What you have to do
Give each line of the listing below as a JSON list of strings, one string per line, leaving out blank lines and any pictures.

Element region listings
* * * * * * * * *
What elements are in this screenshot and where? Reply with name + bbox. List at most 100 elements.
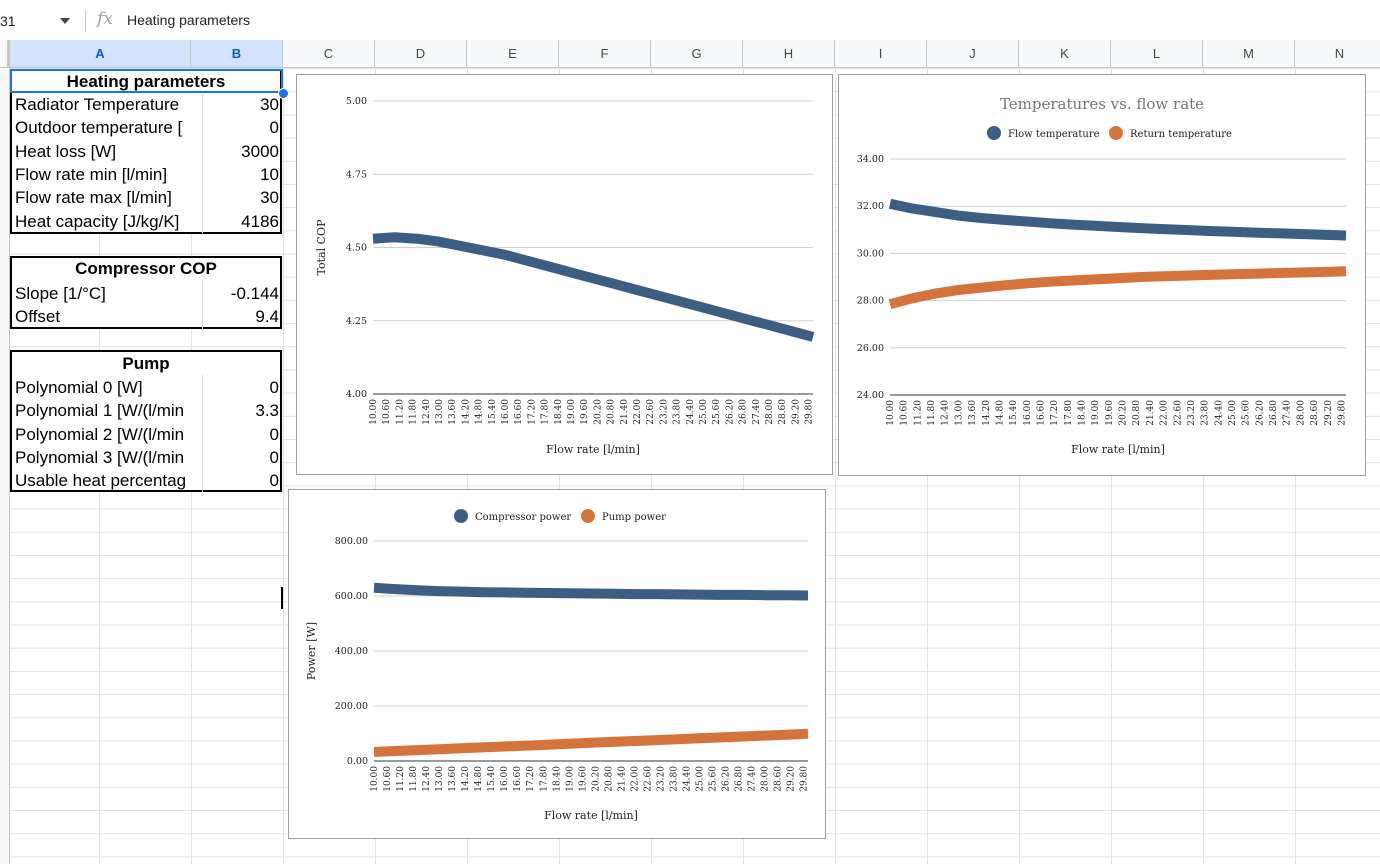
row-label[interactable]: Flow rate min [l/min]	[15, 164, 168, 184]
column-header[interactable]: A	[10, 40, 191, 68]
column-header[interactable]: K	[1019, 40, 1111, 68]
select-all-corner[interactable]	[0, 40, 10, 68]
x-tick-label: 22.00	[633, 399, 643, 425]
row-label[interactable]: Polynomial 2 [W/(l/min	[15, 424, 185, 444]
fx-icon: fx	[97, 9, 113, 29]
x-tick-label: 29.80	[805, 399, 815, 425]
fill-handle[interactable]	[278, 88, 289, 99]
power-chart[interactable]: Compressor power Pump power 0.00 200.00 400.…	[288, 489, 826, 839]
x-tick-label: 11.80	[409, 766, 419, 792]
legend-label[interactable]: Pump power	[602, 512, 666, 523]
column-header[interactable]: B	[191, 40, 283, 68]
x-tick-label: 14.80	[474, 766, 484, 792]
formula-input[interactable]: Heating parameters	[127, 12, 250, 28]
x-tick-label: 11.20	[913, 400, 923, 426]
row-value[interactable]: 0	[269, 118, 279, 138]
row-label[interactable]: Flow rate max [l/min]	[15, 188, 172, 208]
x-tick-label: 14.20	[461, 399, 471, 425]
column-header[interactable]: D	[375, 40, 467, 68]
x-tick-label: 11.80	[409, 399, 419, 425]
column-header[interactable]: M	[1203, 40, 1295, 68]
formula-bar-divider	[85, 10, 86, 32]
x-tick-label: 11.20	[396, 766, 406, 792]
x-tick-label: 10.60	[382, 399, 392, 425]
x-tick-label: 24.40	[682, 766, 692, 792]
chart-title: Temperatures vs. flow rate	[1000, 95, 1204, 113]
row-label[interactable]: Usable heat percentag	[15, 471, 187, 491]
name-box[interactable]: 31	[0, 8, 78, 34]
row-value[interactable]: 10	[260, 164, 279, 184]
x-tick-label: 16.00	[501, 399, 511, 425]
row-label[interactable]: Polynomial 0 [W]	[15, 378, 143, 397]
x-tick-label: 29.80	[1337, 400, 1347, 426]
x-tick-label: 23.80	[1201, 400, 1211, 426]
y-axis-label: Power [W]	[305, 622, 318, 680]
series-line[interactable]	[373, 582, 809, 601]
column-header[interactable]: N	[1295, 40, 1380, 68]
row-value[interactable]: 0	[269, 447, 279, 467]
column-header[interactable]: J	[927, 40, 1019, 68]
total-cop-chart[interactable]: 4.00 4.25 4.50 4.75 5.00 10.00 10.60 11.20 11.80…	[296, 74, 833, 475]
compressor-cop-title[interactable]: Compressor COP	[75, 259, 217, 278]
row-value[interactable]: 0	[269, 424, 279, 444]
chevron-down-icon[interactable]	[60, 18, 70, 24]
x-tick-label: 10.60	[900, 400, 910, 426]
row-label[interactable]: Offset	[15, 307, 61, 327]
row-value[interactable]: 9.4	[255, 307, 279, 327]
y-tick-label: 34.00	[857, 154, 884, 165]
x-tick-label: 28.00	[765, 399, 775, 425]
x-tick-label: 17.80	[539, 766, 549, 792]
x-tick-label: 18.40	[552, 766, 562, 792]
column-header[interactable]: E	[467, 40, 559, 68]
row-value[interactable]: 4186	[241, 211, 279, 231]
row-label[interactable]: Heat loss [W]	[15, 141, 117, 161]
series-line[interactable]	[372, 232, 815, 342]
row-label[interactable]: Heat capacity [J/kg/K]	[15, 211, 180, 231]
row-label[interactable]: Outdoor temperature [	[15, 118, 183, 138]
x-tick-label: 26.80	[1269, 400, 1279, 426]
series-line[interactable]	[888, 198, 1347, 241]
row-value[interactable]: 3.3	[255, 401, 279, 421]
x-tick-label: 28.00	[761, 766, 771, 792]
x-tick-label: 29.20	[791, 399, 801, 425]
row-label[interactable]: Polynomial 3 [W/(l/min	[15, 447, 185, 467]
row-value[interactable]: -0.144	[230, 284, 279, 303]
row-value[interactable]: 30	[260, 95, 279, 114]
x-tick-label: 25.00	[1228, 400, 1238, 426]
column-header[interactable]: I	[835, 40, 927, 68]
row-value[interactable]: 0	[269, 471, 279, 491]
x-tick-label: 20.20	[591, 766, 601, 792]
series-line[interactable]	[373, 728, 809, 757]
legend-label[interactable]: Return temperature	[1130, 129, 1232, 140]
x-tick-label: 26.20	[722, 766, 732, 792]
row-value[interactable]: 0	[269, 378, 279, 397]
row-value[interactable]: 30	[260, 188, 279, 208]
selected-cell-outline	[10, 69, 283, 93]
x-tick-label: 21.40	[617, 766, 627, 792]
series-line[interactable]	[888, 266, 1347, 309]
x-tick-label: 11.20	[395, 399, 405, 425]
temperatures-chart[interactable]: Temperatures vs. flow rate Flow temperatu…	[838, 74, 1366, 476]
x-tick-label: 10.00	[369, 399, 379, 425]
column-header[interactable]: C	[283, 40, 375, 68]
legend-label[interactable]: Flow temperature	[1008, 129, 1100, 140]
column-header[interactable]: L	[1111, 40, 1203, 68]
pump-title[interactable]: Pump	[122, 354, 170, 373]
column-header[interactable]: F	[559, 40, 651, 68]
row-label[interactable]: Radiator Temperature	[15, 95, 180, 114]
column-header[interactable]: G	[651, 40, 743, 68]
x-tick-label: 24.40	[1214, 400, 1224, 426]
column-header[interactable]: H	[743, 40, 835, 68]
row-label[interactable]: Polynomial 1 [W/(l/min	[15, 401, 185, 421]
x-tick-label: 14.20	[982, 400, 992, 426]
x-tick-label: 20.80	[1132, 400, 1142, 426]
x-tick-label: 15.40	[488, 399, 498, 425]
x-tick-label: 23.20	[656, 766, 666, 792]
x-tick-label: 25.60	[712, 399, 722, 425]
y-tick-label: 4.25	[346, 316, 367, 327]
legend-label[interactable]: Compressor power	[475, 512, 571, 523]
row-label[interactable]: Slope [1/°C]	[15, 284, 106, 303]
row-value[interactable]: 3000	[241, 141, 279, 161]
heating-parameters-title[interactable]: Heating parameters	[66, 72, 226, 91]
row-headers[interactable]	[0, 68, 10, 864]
* * * * * * * * *
Reply to the exercise
[
  "What elements are in this screenshot and where? Reply with name + bbox. List at most 100 elements.",
  "row-label[interactable]: Flow rate min [l/min]\t[15, 164, 168, 184]",
  "column-header[interactable]: A\t[10, 40, 191, 68]",
  "column-header[interactable]: K\t[1019, 40, 1111, 68]",
  "select-all-corner[interactable]\t[0, 40, 10, 68]",
  "x-tick-label: 22.00\t[633, 399, 643, 425]",
  "row-label[interactable]: Polynomial 2 [W/(l/min\t[15, 424, 185, 444]",
  "fx-icon: fx\t[97, 9, 113, 29]",
  "x-tick-label: 29.80\t[805, 399, 815, 425]",
  "fill-handle[interactable]\t[278, 88, 289, 99]",
  "power-chart[interactable]: Compressor power Pump power 0.00 200.00 400.…\t[288, 489, 826, 839]",
  "x-tick-label: 11.80\t[409, 766, 419, 792]",
  "legend-label[interactable]: Pump power\t[602, 512, 666, 523]",
  "column-header[interactable]: B\t[191, 40, 283, 68]",
  "x-tick-label: 14.80\t[474, 766, 484, 792]",
  "formula-input[interactable]: Heating parameters\t[127, 12, 250, 28]",
  "x-tick-label: 11.20\t[913, 400, 923, 426]",
  "row-value[interactable]: 0\t[269, 118, 279, 138]",
  "row-label[interactable]: Flow rate max [l/min]\t[15, 188, 172, 208]",
  "x-tick-label: 14.20\t[461, 399, 471, 425]",
  "column-header[interactable]: D\t[375, 40, 467, 68]",
  "x-tick-label: 11.80\t[409, 399, 419, 425]",
  "column-header[interactable]: M\t[1203, 40, 1295, 68]",
  "formula-bar-divider\t[85, 10, 86, 32]",
  "x-tick-label: 11.20\t[396, 766, 406, 792]",
  "x-tick-label: 10.60\t[382, 399, 392, 425]",
  "x-tick-label: 24.40\t[682, 766, 692, 792]",
  "chart-title: Temperatures vs. flow rate\t[1000, 95, 1204, 113]",
  "row-label[interactable]: Usable heat percentag\t[15, 471, 187, 491]",
  "name-box[interactable]: 31\t[0, 8, 78, 34]",
  "row-value[interactable]: 10\t[260, 164, 279, 184]",
  "x-tick-label: 16.00\t[501, 399, 511, 425]",
  "row-label[interactable]: Polynomial 0 [W]\t[15, 378, 143, 397]",
  "x-tick-label: 29.80\t[1337, 400, 1347, 426]",
  "x-tick-label: 23.80\t[1201, 400, 1211, 426]",
  "y-axis-label: Power [W]\t[305, 622, 318, 680]",
  "series-line[interactable]\t[373, 582, 809, 601]",
  "column-header[interactable]: N\t[1295, 40, 1380, 68]",
  "row-value[interactable]: 0\t[269, 447, 279, 467]",
  "column-header[interactable]: J\t[927, 40, 1019, 68]",
  "total-cop-chart[interactable]: 4.00 4.25 4.50 4.75 5.00 10.00 10.60 11.20 11.80…\t[296, 74, 833, 475]",
  "compressor-cop-title[interactable]: Compressor COP\t[75, 259, 217, 278]",
  "row-value[interactable]: 0\t[269, 424, 279, 444]",
  "chevron-down-icon[interactable]\t[60, 18, 70, 24]",
  "x-tick-label: 10.60\t[900, 400, 910, 426]",
  "row-label[interactable]: Offset\t[15, 307, 61, 327]",
  "row-value[interactable]: 9.4\t[255, 307, 279, 327]",
  "y-tick-label: 34.00\t[857, 154, 884, 165]",
  "x-tick-label: 28.00\t[765, 399, 775, 425]",
  "x-tick-label: 17.80\t[539, 766, 549, 792]",
  "x-tick-label: 18.40\t[552, 766, 562, 792]",
  "column-header[interactable]: E\t[467, 40, 559, 68]",
  "row-value[interactable]: 4186\t[241, 211, 279, 231]",
  "row-label[interactable]: Heat loss [W]\t[15, 141, 117, 161]",
  "series-line[interactable]\t[372, 232, 815, 342]",
  "row-label[interactable]: Heat capacity [J/kg/K]\t[15, 211, 180, 231]",
  "row-label[interactable]: Outdoor temperature [\t[15, 118, 183, 138]",
  "x-tick-label: 26.80\t[1269, 400, 1279, 426]",
  "series-line[interactable]\t[888, 198, 1347, 241]",
  "row-value[interactable]: 3.3\t[255, 401, 279, 421]",
  "x-tick-label: 28.00\t[761, 766, 771, 792]",
  "x-tick-label: 29.20\t[791, 399, 801, 425]",
  "row-label[interactable]: Polynomial 3 [W/(l/min\t[15, 447, 185, 467]",
  "row-value[interactable]: -0.144\t[230, 284, 279, 303]",
  "row-value[interactable]: 30\t[260, 95, 279, 114]",
  "x-tick-label: 25.00\t[1228, 400, 1238, 426]",
  "column-header[interactable]: I\t[835, 40, 927, 68]",
  "row-value[interactable]: 0\t[269, 471, 279, 491]",
  "x-tick-label: 20.20\t[591, 766, 601, 792]",
  "series-line[interactable]\t[373, 728, 809, 757]",
  "legend-label[interactable]: Return temperature\t[1130, 129, 1232, 140]",
  "x-tick-label: 26.20\t[722, 766, 732, 792]",
  "row-value[interactable]: 0\t[269, 378, 279, 397]",
  "row-value[interactable]: 30\t[260, 188, 279, 208]",
  "selected-cell-outline\t[10, 69, 283, 93]",
  "x-tick-label: 21.40\t[617, 766, 627, 792]",
  "series-line[interactable]\t[888, 266, 1347, 309]",
  "x-tick-label: 11.20\t[395, 399, 405, 425]",
  "temperatures-chart[interactable]: Temperatures vs. flow rate Flow temperatu…\t[838, 74, 1366, 476]",
  "x-tick-label: 10.00\t[369, 399, 379, 425]",
  "column-header[interactable]: C\t[283, 40, 375, 68]",
  "legend-label[interactable]: Flow temperature\t[1008, 129, 1100, 140]",
  "column-header[interactable]: L\t[1111, 40, 1203, 68]",
  "pump-title[interactable]: Pump\t[122, 354, 170, 373]",
  "column-header[interactable]: F\t[559, 40, 651, 68]",
  "row-label[interactable]: Radiator Temperature\t[15, 95, 180, 114]",
  "column-header[interactable]: G\t[651, 40, 743, 68]",
  "x-tick-label: 24.40\t[1214, 400, 1224, 426]",
  "column-header[interactable]: H\t[743, 40, 835, 68]",
  "row-label[interactable]: Polynomial 1 [W/(l/min\t[15, 401, 185, 421]",
  "x-tick-label: 14.20\t[982, 400, 992, 426]",
  "x-tick-label: 20.80\t[1132, 400, 1142, 426]",
  "x-tick-label: 15.40\t[488, 399, 498, 425]",
  "x-tick-label: 23.20\t[656, 766, 666, 792]",
  "x-tick-label: 25.60\t[712, 399, 722, 425]",
  "y-tick-label: 4.25\t[346, 316, 367, 327]",
  "legend-label[interactable]: Compressor power\t[475, 512, 571, 523]",
  "row-label[interactable]: Slope [1/°C]\t[15, 284, 106, 303]",
  "row-value[interactable]: 3000\t[241, 141, 279, 161]",
  "heating-parameters-title[interactable]: Heating parameters\t[66, 72, 226, 91]",
  "row-headers[interactable]\t[0, 68, 10, 864]"
]